> [Records from a collection]:
^^^^^^^^
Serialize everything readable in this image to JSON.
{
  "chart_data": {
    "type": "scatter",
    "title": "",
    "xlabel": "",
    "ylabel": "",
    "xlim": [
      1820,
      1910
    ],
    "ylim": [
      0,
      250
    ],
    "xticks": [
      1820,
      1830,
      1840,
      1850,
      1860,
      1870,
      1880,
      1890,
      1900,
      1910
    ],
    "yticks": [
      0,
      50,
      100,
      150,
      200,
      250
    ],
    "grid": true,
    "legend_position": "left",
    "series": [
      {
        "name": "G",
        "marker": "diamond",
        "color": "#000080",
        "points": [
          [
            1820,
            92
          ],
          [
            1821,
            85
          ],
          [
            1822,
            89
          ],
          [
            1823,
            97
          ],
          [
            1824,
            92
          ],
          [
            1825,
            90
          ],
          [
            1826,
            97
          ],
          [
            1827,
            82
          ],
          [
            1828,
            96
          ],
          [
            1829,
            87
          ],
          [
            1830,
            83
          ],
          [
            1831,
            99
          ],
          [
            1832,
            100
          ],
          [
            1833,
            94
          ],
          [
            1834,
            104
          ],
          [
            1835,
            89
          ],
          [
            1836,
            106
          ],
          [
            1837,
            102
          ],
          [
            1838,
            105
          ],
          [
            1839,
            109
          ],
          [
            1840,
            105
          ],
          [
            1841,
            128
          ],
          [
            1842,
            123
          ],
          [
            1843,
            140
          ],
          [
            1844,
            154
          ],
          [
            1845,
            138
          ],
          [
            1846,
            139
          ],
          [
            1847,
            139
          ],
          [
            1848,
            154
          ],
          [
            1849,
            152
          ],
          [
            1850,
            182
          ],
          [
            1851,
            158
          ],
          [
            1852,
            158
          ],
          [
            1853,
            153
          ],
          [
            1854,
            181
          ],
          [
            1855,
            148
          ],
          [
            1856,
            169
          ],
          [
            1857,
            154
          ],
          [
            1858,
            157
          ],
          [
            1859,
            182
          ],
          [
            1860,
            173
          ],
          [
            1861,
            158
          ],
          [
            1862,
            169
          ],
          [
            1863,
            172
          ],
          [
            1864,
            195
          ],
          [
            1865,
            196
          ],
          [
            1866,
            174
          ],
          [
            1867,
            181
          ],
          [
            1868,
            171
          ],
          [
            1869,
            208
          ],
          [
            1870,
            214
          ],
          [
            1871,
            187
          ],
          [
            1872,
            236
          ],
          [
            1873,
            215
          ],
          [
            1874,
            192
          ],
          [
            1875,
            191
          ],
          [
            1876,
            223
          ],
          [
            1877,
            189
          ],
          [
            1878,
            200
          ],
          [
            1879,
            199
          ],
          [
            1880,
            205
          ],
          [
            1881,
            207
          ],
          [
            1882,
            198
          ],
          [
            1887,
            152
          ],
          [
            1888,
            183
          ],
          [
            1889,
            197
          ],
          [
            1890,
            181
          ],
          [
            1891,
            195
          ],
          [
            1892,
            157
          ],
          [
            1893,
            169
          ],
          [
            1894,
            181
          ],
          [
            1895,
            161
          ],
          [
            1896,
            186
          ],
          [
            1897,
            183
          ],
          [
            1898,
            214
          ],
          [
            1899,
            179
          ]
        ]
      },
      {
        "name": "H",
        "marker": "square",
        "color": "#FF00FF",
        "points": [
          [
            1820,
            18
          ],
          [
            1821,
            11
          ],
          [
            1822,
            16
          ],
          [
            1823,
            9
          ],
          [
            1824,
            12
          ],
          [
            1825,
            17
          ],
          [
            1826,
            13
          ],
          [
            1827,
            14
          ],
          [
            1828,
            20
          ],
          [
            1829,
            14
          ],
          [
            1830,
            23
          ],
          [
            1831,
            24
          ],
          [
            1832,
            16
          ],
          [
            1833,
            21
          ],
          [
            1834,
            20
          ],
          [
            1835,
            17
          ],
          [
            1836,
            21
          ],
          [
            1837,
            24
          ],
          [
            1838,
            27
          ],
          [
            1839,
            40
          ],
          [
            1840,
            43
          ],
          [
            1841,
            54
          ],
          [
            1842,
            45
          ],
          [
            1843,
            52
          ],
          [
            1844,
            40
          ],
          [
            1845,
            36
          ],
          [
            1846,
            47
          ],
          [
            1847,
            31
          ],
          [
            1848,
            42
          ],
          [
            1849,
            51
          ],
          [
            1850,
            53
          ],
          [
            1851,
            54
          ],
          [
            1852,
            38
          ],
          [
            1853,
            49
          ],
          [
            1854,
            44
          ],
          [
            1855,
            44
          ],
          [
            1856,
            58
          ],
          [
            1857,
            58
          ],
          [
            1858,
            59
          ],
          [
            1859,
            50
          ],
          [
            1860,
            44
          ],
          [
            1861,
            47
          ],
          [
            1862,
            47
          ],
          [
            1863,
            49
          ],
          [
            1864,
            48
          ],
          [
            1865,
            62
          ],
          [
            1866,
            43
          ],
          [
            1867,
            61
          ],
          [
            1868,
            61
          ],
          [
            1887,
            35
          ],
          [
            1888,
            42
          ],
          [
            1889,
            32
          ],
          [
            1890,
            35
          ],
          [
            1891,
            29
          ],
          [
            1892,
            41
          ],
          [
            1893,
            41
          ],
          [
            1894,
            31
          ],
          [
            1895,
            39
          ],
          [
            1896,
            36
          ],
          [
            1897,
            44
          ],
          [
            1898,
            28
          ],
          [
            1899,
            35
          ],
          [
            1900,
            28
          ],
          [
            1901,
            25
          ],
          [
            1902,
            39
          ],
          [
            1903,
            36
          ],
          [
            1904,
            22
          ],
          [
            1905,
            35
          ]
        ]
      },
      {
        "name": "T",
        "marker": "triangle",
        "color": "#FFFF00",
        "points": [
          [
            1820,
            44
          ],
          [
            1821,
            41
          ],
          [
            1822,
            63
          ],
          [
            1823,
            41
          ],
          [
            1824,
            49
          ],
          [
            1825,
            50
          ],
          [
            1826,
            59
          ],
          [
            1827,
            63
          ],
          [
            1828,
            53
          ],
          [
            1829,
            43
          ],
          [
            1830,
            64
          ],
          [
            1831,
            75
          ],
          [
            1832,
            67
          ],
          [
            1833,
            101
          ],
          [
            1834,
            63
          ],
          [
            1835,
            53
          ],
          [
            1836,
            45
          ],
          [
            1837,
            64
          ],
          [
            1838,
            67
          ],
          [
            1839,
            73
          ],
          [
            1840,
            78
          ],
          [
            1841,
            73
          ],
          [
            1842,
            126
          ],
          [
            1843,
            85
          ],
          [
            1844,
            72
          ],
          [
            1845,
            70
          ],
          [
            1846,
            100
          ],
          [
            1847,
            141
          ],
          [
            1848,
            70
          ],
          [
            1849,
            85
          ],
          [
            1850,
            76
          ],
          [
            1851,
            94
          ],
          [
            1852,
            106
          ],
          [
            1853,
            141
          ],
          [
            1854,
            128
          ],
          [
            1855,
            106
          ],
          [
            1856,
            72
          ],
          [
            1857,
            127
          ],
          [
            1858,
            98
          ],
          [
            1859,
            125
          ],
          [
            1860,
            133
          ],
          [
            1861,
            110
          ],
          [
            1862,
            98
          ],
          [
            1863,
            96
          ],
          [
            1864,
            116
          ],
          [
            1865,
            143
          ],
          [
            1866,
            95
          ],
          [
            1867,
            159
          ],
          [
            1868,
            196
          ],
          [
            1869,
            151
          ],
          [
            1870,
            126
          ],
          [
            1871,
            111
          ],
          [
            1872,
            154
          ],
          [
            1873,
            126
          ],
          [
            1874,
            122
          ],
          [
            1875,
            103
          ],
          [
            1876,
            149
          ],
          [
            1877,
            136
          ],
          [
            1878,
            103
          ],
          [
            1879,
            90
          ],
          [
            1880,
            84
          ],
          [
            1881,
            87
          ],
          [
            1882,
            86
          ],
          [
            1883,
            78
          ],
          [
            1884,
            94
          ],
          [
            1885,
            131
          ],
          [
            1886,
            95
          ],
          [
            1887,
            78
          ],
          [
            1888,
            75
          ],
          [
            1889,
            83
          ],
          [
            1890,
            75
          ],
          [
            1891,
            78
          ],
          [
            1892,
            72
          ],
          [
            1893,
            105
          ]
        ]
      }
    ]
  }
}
^^^^^^^^
> [Task statement]:
Which lines in the data above contain "color"? Show each one.

> [Exercise response]:
        "color": "#000080",
        "color": "#FF00FF",
        "color": "#FFFF00",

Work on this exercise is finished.